> **Work to be completed**:
Copy every line of the listing that holds the string "September".

> **Data records**:
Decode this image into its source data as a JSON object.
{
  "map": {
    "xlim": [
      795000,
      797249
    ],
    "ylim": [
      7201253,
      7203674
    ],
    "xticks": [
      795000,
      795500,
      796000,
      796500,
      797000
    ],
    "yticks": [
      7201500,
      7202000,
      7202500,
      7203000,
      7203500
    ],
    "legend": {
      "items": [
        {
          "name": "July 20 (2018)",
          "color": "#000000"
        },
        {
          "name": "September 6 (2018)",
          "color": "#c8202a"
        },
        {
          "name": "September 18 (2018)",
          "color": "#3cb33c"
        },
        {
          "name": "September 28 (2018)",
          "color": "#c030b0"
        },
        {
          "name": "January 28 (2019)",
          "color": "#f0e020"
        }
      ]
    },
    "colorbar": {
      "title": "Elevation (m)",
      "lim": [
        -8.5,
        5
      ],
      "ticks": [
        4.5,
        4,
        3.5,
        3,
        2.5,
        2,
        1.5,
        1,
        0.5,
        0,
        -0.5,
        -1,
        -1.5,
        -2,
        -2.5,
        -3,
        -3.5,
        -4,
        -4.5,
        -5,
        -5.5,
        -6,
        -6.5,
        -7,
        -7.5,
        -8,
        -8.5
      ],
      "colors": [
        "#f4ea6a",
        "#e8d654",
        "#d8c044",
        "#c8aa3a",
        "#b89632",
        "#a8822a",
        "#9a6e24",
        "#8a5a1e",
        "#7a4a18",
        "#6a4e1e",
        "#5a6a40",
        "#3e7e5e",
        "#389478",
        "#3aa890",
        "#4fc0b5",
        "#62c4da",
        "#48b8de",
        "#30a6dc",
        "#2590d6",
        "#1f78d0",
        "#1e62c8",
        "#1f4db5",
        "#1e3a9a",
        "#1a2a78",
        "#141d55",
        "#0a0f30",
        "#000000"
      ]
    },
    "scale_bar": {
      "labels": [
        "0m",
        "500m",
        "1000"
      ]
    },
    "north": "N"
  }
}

> **Final result**:
          "name": "September 6 (2018)",
          "name": "September 18 (2018)",
          "name": "September 28 (2018)",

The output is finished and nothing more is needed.